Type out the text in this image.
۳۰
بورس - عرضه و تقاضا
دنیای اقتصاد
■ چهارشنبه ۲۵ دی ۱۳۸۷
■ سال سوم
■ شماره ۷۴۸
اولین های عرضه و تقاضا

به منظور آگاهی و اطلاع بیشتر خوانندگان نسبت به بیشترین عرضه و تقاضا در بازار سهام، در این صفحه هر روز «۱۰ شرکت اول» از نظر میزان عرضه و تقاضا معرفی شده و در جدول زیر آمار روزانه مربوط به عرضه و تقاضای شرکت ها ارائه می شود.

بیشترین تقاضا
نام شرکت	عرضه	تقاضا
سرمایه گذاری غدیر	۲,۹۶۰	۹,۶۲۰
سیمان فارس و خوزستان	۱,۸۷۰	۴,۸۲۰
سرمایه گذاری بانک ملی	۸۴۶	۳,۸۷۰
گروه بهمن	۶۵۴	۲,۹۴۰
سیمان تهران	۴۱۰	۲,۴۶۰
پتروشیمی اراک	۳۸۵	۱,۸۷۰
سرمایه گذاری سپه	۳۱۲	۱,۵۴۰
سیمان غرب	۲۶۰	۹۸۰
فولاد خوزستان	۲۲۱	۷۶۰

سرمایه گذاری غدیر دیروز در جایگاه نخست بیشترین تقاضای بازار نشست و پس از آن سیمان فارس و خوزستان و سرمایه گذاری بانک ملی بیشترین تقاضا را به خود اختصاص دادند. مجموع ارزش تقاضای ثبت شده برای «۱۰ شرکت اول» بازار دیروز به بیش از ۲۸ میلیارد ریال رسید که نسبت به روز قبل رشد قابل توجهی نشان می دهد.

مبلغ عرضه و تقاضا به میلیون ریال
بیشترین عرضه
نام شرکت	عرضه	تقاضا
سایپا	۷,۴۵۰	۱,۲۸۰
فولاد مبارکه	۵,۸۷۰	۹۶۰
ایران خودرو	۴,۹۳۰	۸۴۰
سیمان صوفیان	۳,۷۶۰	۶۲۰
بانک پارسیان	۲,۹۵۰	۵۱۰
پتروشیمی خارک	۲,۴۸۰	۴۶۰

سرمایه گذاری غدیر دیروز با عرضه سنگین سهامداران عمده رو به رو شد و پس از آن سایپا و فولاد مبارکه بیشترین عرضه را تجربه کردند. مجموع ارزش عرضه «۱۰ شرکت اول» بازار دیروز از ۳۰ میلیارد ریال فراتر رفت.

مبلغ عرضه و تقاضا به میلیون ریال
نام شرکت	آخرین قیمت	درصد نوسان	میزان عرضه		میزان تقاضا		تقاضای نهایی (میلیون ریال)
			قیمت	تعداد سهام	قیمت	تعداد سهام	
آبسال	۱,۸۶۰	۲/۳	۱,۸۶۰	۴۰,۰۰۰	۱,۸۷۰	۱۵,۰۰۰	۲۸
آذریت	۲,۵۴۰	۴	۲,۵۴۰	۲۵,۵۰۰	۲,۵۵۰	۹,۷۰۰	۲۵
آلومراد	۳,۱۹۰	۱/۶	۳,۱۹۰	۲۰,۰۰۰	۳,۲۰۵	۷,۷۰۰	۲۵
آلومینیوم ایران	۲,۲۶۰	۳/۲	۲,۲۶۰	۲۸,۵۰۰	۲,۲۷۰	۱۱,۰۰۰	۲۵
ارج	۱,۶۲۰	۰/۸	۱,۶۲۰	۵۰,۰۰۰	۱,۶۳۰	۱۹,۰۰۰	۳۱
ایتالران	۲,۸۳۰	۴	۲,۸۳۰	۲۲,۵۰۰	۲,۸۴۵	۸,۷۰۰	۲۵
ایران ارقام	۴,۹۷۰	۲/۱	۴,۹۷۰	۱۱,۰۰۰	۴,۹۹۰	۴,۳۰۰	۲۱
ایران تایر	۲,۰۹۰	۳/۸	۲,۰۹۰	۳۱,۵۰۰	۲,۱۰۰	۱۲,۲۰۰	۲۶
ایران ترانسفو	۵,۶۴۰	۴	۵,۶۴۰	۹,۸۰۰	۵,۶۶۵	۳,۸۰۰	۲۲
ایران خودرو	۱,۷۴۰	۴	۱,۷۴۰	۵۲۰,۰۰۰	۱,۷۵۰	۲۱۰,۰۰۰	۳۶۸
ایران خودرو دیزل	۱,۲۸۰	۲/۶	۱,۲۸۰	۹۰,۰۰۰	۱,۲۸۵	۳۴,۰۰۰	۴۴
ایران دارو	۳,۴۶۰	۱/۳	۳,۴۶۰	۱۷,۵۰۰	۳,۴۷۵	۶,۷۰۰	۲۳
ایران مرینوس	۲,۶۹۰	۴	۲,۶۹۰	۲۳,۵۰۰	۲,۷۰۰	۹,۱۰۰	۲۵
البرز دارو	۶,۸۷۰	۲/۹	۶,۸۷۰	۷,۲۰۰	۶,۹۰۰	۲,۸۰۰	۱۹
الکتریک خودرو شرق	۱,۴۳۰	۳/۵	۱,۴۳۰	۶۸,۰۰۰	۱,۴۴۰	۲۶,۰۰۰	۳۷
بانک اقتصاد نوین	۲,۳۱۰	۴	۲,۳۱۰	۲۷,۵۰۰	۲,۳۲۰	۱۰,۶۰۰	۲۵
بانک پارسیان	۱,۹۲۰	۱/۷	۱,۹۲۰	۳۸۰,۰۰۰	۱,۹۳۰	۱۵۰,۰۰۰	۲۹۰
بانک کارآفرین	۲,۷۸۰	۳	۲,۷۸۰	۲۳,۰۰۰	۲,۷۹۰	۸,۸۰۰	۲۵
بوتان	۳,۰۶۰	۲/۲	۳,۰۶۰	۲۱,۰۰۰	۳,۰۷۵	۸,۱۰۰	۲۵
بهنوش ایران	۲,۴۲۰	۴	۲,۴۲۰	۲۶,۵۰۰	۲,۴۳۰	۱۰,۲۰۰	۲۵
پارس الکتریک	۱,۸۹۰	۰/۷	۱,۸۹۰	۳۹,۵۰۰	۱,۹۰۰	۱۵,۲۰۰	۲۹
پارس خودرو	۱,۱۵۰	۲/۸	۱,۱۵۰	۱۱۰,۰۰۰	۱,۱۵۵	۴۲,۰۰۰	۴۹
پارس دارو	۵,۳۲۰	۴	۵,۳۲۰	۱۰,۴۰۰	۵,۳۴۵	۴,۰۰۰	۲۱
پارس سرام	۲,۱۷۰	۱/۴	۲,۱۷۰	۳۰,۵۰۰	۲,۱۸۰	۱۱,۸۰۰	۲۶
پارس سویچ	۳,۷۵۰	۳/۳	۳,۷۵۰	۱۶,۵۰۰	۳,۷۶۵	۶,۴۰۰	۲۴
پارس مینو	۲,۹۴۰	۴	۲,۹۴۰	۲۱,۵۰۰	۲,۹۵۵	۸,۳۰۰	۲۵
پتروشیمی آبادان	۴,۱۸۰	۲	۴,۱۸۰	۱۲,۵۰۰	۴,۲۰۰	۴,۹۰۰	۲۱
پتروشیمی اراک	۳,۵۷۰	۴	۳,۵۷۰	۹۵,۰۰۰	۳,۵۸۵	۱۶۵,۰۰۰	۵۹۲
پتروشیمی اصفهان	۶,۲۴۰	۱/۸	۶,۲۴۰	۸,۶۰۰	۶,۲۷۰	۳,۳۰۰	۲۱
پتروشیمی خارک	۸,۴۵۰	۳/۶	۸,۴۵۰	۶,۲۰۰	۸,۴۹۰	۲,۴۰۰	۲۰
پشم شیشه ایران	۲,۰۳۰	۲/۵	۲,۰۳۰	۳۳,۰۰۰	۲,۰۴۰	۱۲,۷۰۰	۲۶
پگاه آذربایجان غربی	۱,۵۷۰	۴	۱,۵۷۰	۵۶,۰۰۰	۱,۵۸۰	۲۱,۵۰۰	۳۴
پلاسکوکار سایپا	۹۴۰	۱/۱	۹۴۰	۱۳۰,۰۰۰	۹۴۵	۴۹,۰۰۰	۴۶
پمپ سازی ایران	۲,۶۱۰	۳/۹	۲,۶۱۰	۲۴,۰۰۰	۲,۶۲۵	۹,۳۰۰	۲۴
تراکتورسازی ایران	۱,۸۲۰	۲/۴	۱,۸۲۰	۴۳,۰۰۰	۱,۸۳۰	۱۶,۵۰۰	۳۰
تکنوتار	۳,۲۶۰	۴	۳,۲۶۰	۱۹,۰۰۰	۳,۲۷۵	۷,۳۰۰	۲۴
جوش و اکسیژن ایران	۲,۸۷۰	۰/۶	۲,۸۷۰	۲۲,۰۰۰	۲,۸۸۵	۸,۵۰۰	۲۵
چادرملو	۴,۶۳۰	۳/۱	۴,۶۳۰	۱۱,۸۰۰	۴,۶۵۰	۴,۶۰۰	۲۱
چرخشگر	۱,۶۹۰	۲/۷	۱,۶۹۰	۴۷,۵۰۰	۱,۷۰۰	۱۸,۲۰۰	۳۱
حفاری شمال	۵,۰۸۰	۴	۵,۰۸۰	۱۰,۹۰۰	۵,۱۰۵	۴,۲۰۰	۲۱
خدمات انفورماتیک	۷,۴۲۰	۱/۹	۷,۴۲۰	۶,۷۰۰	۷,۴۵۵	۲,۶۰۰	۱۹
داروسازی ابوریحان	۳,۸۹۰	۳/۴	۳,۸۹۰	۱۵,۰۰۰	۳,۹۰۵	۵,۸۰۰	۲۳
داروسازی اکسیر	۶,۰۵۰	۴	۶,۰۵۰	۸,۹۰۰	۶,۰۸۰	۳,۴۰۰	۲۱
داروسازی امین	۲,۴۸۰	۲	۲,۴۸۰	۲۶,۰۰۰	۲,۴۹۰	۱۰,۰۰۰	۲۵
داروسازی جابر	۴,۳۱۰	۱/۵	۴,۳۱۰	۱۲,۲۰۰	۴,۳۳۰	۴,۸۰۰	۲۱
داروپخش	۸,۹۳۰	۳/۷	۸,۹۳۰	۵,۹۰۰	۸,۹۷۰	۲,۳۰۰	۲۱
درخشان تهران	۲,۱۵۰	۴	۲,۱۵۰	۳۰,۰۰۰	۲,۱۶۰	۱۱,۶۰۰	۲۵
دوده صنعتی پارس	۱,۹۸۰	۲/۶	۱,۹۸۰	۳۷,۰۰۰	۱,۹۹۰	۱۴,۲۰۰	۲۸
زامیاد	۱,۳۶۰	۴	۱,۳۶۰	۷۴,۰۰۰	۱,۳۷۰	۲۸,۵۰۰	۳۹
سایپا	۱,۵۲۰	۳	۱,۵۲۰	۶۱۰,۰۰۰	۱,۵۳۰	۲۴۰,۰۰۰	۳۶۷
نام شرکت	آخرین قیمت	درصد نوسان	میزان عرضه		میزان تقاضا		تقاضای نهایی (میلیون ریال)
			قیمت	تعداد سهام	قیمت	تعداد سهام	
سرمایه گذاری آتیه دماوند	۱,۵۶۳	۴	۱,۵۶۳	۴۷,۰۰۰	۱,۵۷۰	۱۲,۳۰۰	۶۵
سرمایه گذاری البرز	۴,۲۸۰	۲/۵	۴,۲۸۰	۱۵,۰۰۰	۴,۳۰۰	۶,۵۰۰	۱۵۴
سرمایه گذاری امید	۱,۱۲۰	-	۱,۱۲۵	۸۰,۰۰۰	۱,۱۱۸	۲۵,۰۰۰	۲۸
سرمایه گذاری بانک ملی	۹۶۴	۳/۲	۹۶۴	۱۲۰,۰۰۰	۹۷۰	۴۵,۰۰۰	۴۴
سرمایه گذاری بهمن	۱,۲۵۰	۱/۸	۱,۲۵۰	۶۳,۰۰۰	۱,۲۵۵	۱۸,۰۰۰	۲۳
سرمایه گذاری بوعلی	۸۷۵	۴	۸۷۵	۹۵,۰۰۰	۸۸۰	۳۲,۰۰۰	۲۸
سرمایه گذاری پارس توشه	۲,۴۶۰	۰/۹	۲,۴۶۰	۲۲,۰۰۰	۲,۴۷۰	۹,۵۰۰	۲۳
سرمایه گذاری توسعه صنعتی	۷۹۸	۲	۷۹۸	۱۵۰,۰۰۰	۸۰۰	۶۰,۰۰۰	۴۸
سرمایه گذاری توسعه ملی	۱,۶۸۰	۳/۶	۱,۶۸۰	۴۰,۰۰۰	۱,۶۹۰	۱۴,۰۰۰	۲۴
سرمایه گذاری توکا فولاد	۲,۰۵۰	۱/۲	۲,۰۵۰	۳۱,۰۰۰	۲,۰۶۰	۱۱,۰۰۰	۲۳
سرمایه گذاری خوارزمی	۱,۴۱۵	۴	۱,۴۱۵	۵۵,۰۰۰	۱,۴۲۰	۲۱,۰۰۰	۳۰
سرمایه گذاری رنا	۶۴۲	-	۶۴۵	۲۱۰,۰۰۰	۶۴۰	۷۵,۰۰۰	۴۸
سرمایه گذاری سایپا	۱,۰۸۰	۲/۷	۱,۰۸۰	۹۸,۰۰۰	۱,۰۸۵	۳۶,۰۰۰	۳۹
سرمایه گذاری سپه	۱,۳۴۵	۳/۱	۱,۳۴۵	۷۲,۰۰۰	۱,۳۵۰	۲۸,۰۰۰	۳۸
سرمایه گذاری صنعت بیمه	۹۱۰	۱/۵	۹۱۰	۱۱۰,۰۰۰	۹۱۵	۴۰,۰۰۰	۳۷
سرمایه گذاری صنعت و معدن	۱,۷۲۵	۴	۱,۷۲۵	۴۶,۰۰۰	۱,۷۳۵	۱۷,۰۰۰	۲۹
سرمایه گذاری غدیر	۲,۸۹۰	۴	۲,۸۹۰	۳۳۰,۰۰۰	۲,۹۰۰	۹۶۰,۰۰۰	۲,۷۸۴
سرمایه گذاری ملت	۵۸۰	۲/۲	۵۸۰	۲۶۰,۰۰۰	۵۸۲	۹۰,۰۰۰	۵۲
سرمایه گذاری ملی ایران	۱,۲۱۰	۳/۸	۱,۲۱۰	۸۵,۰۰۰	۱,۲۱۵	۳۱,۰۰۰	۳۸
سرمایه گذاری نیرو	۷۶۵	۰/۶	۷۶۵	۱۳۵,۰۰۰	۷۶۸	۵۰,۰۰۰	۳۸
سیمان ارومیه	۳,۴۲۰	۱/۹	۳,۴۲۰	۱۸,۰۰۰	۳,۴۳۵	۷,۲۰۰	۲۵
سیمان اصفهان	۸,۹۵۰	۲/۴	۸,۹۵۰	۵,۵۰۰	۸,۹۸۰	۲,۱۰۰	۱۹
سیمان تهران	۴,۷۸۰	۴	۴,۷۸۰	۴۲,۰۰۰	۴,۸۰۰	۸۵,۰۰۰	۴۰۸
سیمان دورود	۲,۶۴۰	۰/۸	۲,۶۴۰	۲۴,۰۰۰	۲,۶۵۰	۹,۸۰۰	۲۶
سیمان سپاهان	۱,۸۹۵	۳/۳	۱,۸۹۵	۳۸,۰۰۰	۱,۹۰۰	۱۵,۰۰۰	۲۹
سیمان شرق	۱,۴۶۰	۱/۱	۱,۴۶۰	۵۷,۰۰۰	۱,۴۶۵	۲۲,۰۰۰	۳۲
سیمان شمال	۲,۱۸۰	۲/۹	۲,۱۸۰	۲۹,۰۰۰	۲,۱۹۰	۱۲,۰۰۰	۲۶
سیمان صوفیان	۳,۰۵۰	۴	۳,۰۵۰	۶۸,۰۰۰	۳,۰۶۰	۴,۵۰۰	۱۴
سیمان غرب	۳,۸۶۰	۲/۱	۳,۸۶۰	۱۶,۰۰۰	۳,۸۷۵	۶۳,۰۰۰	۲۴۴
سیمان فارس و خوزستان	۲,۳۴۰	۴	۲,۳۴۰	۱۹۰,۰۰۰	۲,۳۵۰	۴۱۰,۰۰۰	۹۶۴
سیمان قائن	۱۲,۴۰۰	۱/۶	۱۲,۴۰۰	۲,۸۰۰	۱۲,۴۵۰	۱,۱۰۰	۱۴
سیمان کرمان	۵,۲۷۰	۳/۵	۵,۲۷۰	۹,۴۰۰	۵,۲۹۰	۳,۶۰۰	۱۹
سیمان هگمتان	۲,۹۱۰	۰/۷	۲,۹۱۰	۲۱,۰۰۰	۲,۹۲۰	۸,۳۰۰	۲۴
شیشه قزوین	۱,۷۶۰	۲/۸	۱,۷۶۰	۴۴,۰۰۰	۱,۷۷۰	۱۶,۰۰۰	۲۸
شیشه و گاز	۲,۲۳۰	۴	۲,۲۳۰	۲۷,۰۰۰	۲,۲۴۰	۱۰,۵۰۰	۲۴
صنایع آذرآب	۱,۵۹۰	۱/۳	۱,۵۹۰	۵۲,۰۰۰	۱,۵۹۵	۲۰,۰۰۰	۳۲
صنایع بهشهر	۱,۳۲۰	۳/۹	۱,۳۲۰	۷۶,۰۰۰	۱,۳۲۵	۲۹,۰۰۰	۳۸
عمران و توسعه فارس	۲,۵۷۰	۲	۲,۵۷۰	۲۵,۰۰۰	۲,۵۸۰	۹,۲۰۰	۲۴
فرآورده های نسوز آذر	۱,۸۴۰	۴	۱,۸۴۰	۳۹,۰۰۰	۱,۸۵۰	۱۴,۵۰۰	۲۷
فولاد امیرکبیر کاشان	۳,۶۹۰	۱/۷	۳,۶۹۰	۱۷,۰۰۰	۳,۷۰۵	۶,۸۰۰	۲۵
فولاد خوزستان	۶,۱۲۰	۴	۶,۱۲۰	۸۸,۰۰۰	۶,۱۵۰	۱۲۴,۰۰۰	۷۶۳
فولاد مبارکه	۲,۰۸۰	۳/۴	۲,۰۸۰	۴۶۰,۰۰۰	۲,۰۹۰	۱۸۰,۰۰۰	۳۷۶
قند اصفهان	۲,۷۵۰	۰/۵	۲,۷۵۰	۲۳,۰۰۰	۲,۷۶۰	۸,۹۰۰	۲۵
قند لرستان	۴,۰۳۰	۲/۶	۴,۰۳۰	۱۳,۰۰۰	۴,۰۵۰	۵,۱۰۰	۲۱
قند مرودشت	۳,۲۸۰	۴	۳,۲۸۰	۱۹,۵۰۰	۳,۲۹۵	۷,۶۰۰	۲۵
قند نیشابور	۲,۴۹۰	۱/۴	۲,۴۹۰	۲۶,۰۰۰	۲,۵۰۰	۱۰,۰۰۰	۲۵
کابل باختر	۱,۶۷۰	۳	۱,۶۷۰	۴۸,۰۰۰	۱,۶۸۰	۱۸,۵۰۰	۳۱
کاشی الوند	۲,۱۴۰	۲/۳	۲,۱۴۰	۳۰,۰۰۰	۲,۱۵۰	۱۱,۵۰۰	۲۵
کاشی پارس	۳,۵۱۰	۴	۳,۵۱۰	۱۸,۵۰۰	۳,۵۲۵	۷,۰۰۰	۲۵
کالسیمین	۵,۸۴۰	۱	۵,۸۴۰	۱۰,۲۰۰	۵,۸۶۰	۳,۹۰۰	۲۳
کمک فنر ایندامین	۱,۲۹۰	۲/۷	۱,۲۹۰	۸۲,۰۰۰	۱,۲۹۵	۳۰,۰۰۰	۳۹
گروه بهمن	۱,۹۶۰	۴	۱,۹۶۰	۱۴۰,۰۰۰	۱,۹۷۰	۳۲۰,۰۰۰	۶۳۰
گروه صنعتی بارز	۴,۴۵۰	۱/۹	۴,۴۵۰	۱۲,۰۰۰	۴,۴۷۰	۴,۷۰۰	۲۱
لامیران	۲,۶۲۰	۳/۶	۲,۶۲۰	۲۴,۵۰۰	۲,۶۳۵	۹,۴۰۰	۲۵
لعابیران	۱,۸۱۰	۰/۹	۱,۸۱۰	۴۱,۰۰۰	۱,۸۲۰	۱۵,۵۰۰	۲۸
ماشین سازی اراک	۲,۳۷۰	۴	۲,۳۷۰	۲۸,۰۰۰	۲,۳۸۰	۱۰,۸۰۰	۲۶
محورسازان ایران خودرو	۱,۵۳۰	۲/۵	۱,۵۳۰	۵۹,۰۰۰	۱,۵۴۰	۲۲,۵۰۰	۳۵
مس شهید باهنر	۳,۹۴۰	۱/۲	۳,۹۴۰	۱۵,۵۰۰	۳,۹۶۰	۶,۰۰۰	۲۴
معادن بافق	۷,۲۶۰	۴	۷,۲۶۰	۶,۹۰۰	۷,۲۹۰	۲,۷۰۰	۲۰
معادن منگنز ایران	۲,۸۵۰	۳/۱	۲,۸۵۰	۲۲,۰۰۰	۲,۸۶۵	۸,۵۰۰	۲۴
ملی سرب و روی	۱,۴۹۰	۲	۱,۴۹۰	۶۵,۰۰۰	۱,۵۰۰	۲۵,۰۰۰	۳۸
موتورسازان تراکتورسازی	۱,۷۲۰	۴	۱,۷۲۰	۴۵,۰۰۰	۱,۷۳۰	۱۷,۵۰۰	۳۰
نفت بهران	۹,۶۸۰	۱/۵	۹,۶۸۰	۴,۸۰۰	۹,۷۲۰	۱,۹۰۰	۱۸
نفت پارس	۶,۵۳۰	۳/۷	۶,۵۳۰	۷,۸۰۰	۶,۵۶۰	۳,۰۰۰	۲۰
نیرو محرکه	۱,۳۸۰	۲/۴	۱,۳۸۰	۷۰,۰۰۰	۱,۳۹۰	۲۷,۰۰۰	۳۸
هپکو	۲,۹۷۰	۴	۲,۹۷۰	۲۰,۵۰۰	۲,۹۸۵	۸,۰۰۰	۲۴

====================

Given problem » Copy out each line of the records that holds the string "دیروز".

Solution to this task »
سرمایه گذاری غدیر دیروز در جایگاه نخست بیشترین تقاضای بازار نشست و پس از آن سیمان فارس و خوزستان و سرمایه گذاری بانک ملی بیشترین تقاضا را به خود اختصاص دادند. مجموع ارزش تقاضای ثبت شده برای «۱۰ شرکت اول» بازار دیروز به بیش از ۲۸ میلیارد ریال رسید که نسبت به روز قبل رشد قابل توجهی نشان می دهد.
سرمایه گذاری غدیر دیروز با عرضه سنگین سهامداران عمده رو به رو شد و پس از آن سایپا و فولاد مبارکه بیشترین عرضه را تجربه کردند. مجموع ارزش عرضه «۱۰ شرکت اول» بازار دیروز از ۳۰ میلیارد ریال فراتر رفت.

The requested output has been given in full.